Written problem: Leave the pictures out and print every record below exactly as it stands.

Source records:
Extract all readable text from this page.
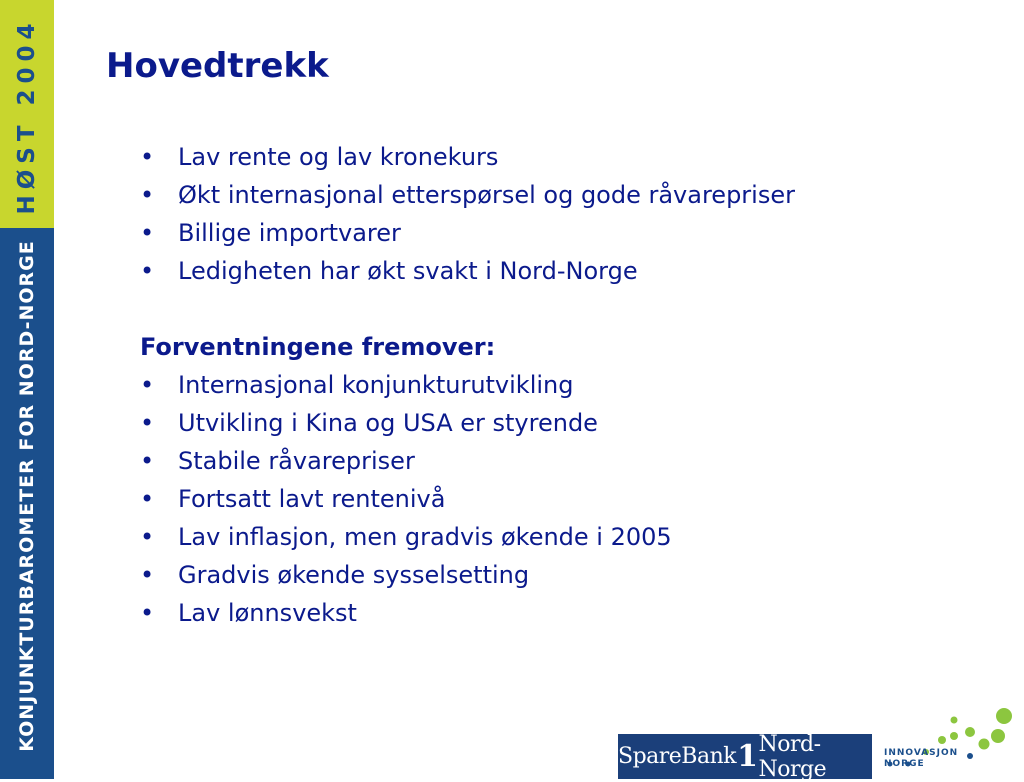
HØST 2004
KONJUNKTURBAROMETER FOR NORD-NORGE
Hovedtrekk
• Lav rente og lav kronekurs
• Økt internasjonal etterspørsel og gode råvarepriser
• Billige importvarer
• Ledigheten har økt svakt i Nord-Norge
Forventningene fremover:
• Internasjonal konjunkturutvikling
• Utvikling i Kina og USA er styrende
• Stabile råvarepriser
• Fortsatt lavt rentenivå
• Lav inflasjon, men gradvis økende i 2005
• Gradvis økende sysselsetting
• Lav lønnsvekst
SpareBank 1 Nord-Norge
INNOVASJON
NORGE
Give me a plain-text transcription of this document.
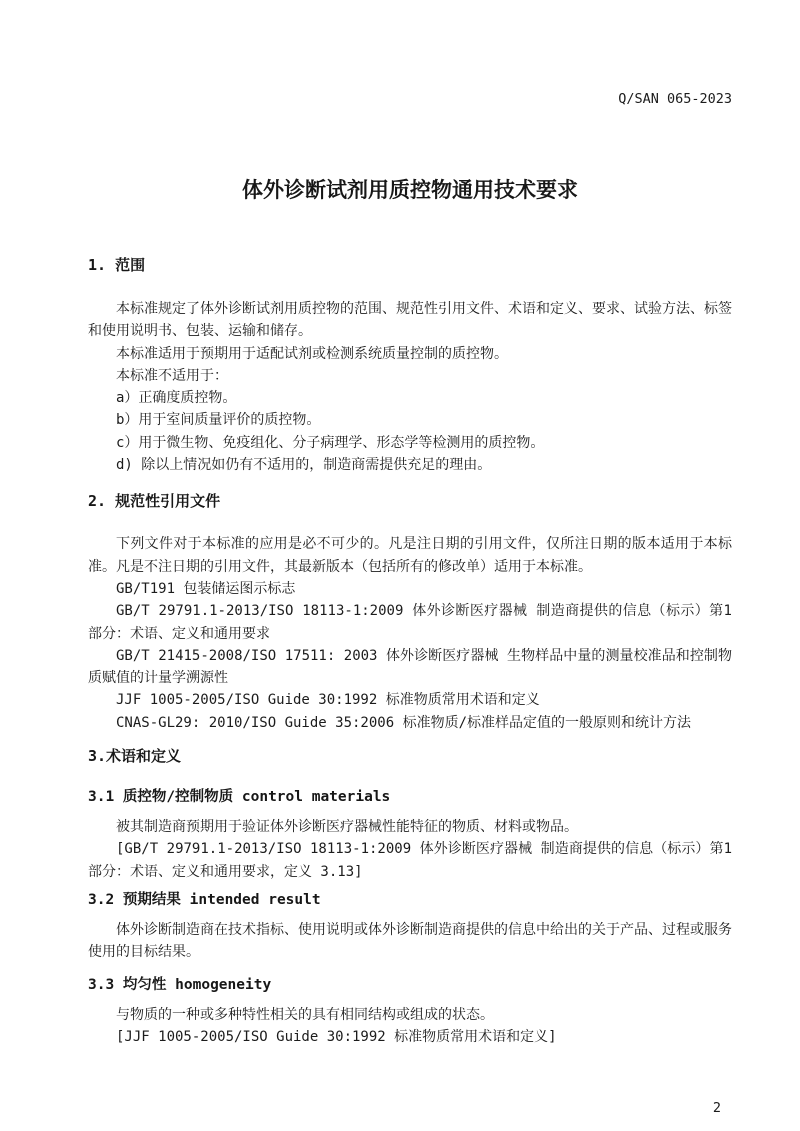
Q/SAN 065-2023
体外诊断试剂用质控物通用技术要求
1. 范围

本标准规定了体外诊断试剂用质控物的范围、规范性引用文件、术语和定义、要求、试验方法、标签和使用说明书、包装、运输和储存。

本标准适用于预期用于适配试剂或检测系统质量控制的质控物。

本标准不适用于：

a）正确度质控物。

b）用于室间质量评价的质控物。

c）用于微生物、免疫组化、分子病理学、形态学等检测用的质控物。

d) 除以上情况如仍有不适用的，制造商需提供充足的理由。

2. 规范性引用文件

下列文件对于本标准的应用是必不可少的。凡是注日期的引用文件，仅所注日期的版本适用于本标准。凡是不注日期的引用文件，其最新版本（包括所有的修改单）适用于本标准。

GB/T191 包装储运图示标志

GB/T 29791.1-2013/ISO 18113-1:2009 体外诊断医疗器械 制造商提供的信息（标示）第1部分：术语、定义和通用要求

GB/T 21415-2008/ISO 17511: 2003 体外诊断医疗器械 生物样品中量的测量校准品和控制物质赋值的计量学溯源性

JJF 1005-2005/ISO Guide 30:1992 标准物质常用术语和定义

CNAS-GL29: 2010/ISO Guide 35:2006 标准物质/标准样品定值的一般原则和统计方法

3.术语和定义
3.1 质控物/控制物质 control materials

被其制造商预期用于验证体外诊断医疗器械性能特征的物质、材料或物品。

[GB/T 29791.1-2013/ISO 18113-1:2009 体外诊断医疗器械 制造商提供的信息（标示）第1部分：术语、定义和通用要求，定义 3.13]

3.2 预期结果 intended result

体外诊断制造商在技术指标、使用说明或体外诊断制造商提供的信息中给出的关于产品、过程或服务使用的目标结果。

3.3 均匀性 homogeneity

与物质的一种或多种特性相关的具有相同结构或组成的状态。

[JJF 1005-2005/ISO Guide 30:1992 标准物质常用术语和定义]

2
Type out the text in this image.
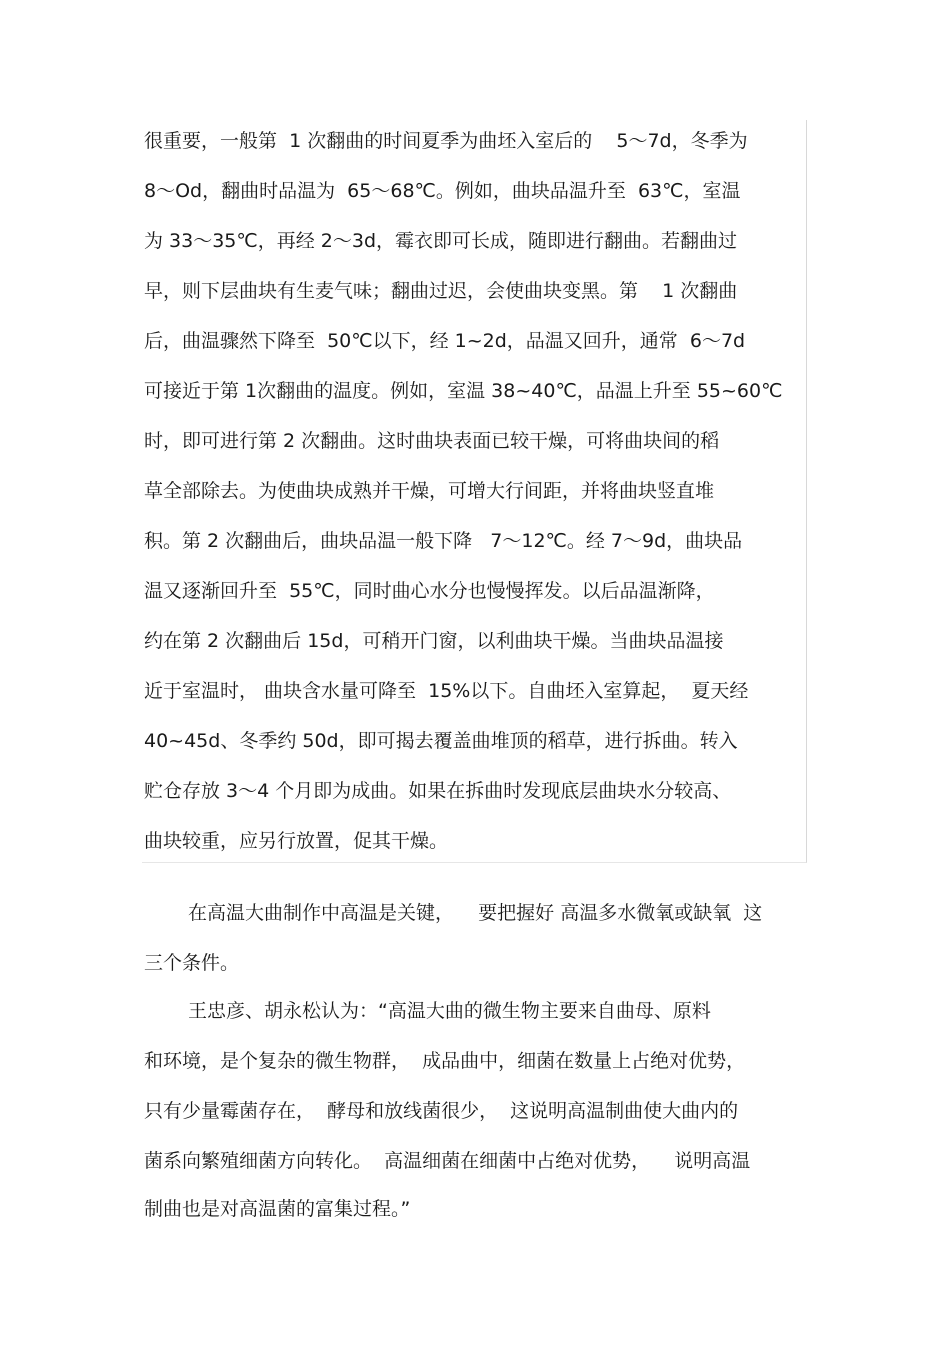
很重要，一般第  1 次翻曲的时间夏季为曲坯入室后的    5～7d，冬季为
8～Od，翻曲时品温为  65～68℃。例如，曲块品温升至  63℃，室温
为 33～35℃，再经 2～3d，霉衣即可长成，随即进行翻曲。若翻曲过
早，则下层曲块有生麦气味；翻曲过迟，会使曲块变黑。第    1 次翻曲
后，曲温骤然下降至  50℃以下，经 1~2d，品温又回升，通常  6～7d
可接近于第 1次翻曲的温度。例如，室温 38~40℃，品温上升至 55~60℃
时，即可进行第 2 次翻曲。这时曲块表面已较干燥，可将曲块间的稻
草全部除去。为使曲块成熟并干燥，可增大行间距，并将曲块竖直堆
积。第 2 次翻曲后，曲块品温一般下降   7～12℃。经 7～9d，曲块品
温又逐渐回升至  55℃，同时曲心水分也慢慢挥发。以后品温渐降，
约在第 2 次翻曲后 15d，可稍开门窗，以利曲块干燥。当曲块品温接
近于室温时， 曲块含水量可降至  15%以下。自曲坯入室算起，  夏天经
40~45d、冬季约 50d，即可揭去覆盖曲堆顶的稻草，进行拆曲。转入
贮仓存放 3～4 个月即为成曲。如果在拆曲时发现底层曲块水分较高、
曲块较重，应另行放置，促其干燥。
在高温大曲制作中高温是关键，    要把握好 高温多水微氧或缺氧  这
三个条件。
王忠彦、胡永松认为：“高温大曲的微生物主要来自曲母、原料
和环境，是个复杂的微生物群，  成品曲中，细菌在数量上占绝对优势，
只有少量霉菌存在，  酵母和放线菌很少，  这说明高温制曲使大曲内的
菌系向繁殖细菌方向转化。  高温细菌在细菌中占绝对优势，    说明高温
制曲也是对高温菌的富集过程。”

Result:
Extract all readable text from this page.
HØST 2004
KONJUNKTURBAROMETER FOR NORD-NORGE
Hovedtrekk
• Lav rente og lav kronekurs
• Økt internasjonal etterspørsel og gode råvarepriser
• Billige importvarer
• Ledigheten har økt svakt i Nord-Norge
Forventningene fremover:
• Internasjonal konjunkturutvikling
• Utvikling i Kina og USA er styrende
• Stabile råvarepriser
• Fortsatt lavt rentenivå
• Lav inflasjon, men gradvis økende i 2005
• Gradvis økende sysselsetting
• Lav lønnsvekst
SpareBank 1 Nord-Norge
INNOVASJON
NORGE
Give me a plain-text transcription of this document.
Q/SAN 065-2023
体外诊断试剂用质控物通用技术要求
1. 范围

本标准规定了体外诊断试剂用质控物的范围、规范性引用文件、术语和定义、要求、试验方法、标签和使用说明书、包装、运输和储存。

本标准适用于预期用于适配试剂或检测系统质量控制的质控物。

本标准不适用于：

a）正确度质控物。

b）用于室间质量评价的质控物。

c）用于微生物、免疫组化、分子病理学、形态学等检测用的质控物。

d) 除以上情况如仍有不适用的，制造商需提供充足的理由。

2. 规范性引用文件

下列文件对于本标准的应用是必不可少的。凡是注日期的引用文件，仅所注日期的版本适用于本标准。凡是不注日期的引用文件，其最新版本（包括所有的修改单）适用于本标准。

GB/T191 包装储运图示标志

GB/T 29791.1-2013/ISO 18113-1:2009 体外诊断医疗器械 制造商提供的信息（标示）第1部分：术语、定义和通用要求

GB/T 21415-2008/ISO 17511: 2003 体外诊断医疗器械 生物样品中量的测量校准品和控制物质赋值的计量学溯源性

JJF 1005-2005/ISO Guide 30:1992 标准物质常用术语和定义

CNAS-GL29: 2010/ISO Guide 35:2006 标准物质/标准样品定值的一般原则和统计方法

3.术语和定义
3.1 质控物/控制物质 control materials

被其制造商预期用于验证体外诊断医疗器械性能特征的物质、材料或物品。

[GB/T 29791.1-2013/ISO 18113-1:2009 体外诊断医疗器械 制造商提供的信息（标示）第1部分：术语、定义和通用要求，定义 3.13]

3.2 预期结果 intended result

体外诊断制造商在技术指标、使用说明或体外诊断制造商提供的信息中给出的关于产品、过程或服务使用的目标结果。

3.3 均匀性 homogeneity

与物质的一种或多种特性相关的具有相同结构或组成的状态。

[JJF 1005-2005/ISO Guide 30:1992 标准物质常用术语和定义]

2
Type out the text in this image.
很重要，一般第  1 次翻曲的时间夏季为曲坯入室后的    5～7d，冬季为
8～Od，翻曲时品温为  65～68℃。例如，曲块品温升至  63℃，室温
为 33～35℃，再经 2～3d，霉衣即可长成，随即进行翻曲。若翻曲过
早，则下层曲块有生麦气味；翻曲过迟，会使曲块变黑。第    1 次翻曲
后，曲温骤然下降至  50℃以下，经 1~2d，品温又回升，通常  6～7d
可接近于第 1次翻曲的温度。例如，室温 38~40℃，品温上升至 55~60℃
时，即可进行第 2 次翻曲。这时曲块表面已较干燥，可将曲块间的稻
草全部除去。为使曲块成熟并干燥，可增大行间距，并将曲块竖直堆
积。第 2 次翻曲后，曲块品温一般下降   7～12℃。经 7～9d，曲块品
温又逐渐回升至  55℃，同时曲心水分也慢慢挥发。以后品温渐降，
约在第 2 次翻曲后 15d，可稍开门窗，以利曲块干燥。当曲块品温接
近于室温时， 曲块含水量可降至  15%以下。自曲坯入室算起，  夏天经
40~45d、冬季约 50d，即可揭去覆盖曲堆顶的稻草，进行拆曲。转入
贮仓存放 3～4 个月即为成曲。如果在拆曲时发现底层曲块水分较高、
曲块较重，应另行放置，促其干燥。
在高温大曲制作中高温是关键，    要把握好 高温多水微氧或缺氧  这
三个条件。
王忠彦、胡永松认为：“高温大曲的微生物主要来自曲母、原料
和环境，是个复杂的微生物群，  成品曲中，细菌在数量上占绝对优势，
只有少量霉菌存在，  酵母和放线菌很少，  这说明高温制曲使大曲内的
菌系向繁殖细菌方向转化。  高温细菌在细菌中占绝对优势，    说明高温
制曲也是对高温菌的富集过程。”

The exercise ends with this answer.